* WHAT YOU SHOULD DO *
Start at the line where "Convert this chart" appears and end at the line where "Enumerate this chart's" appears; repeat those lines exactly, both ends included, leaving pictures behind.

* SUPPLIED DATA *
-*-*-
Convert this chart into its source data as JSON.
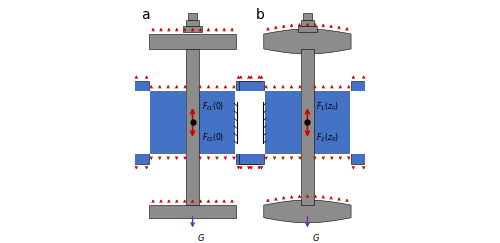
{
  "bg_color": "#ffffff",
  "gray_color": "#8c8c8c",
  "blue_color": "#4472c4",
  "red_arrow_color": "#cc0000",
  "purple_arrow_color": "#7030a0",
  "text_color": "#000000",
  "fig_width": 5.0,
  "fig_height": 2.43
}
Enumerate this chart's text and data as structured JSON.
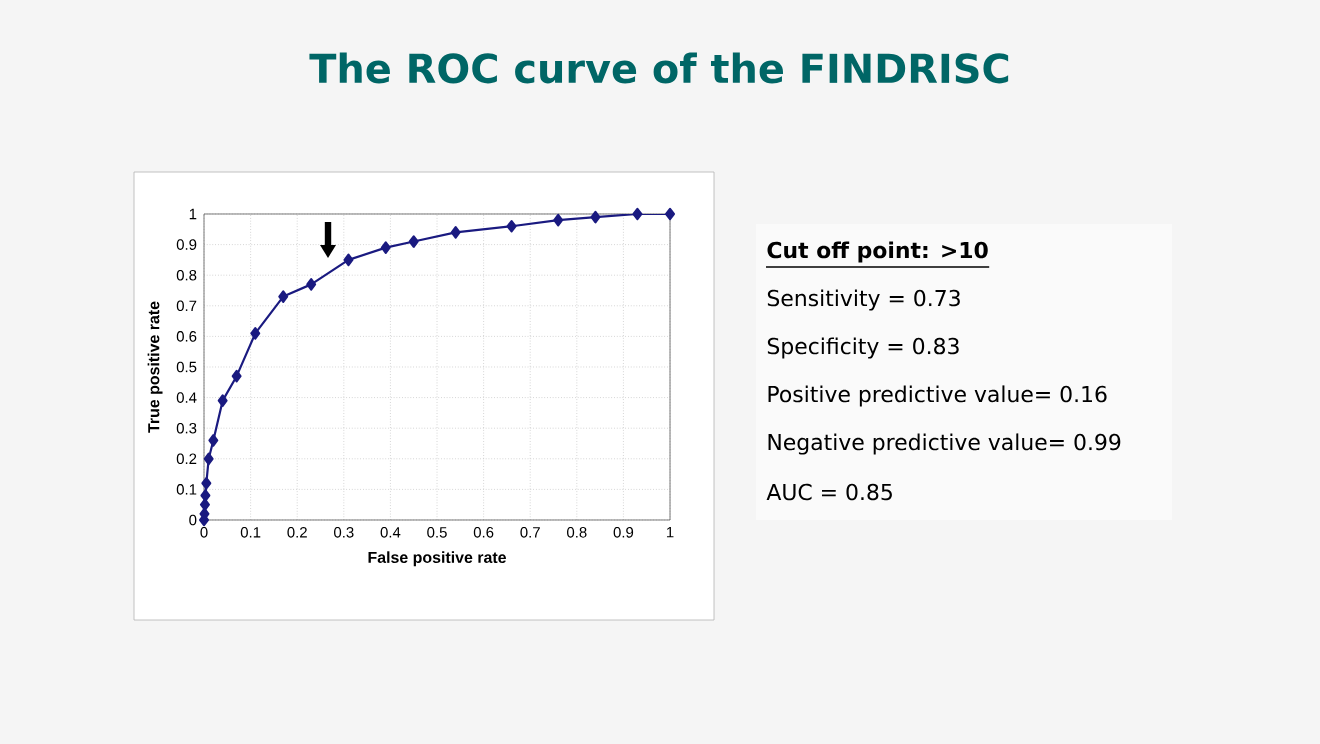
-*-*-
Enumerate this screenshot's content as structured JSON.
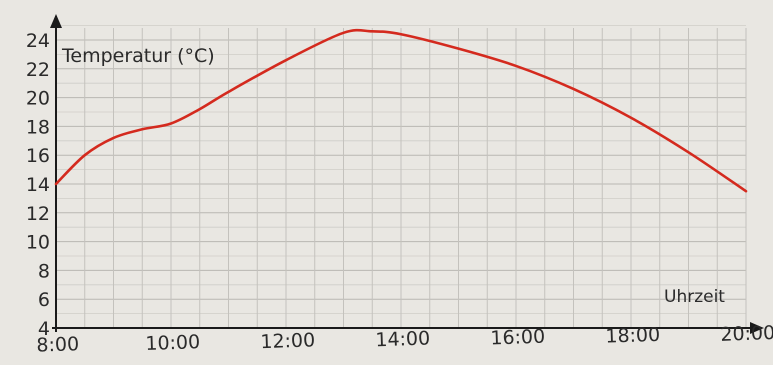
-*-*-
* ANSWER TO THIS PROBLEM *
Convert this chart into its source data as JSON.
{
  "bg_color": "#ffffff",
  "gray_color": "#8c8c8c",
  "blue_color": "#4472c4",
  "red_arrow_color": "#cc0000",
  "purple_arrow_color": "#7030a0",
  "text_color": "#000000",
  "fig_width": 5.0,
  "fig_height": 2.43
}
Enumerate this chart's text and data as structured JSON.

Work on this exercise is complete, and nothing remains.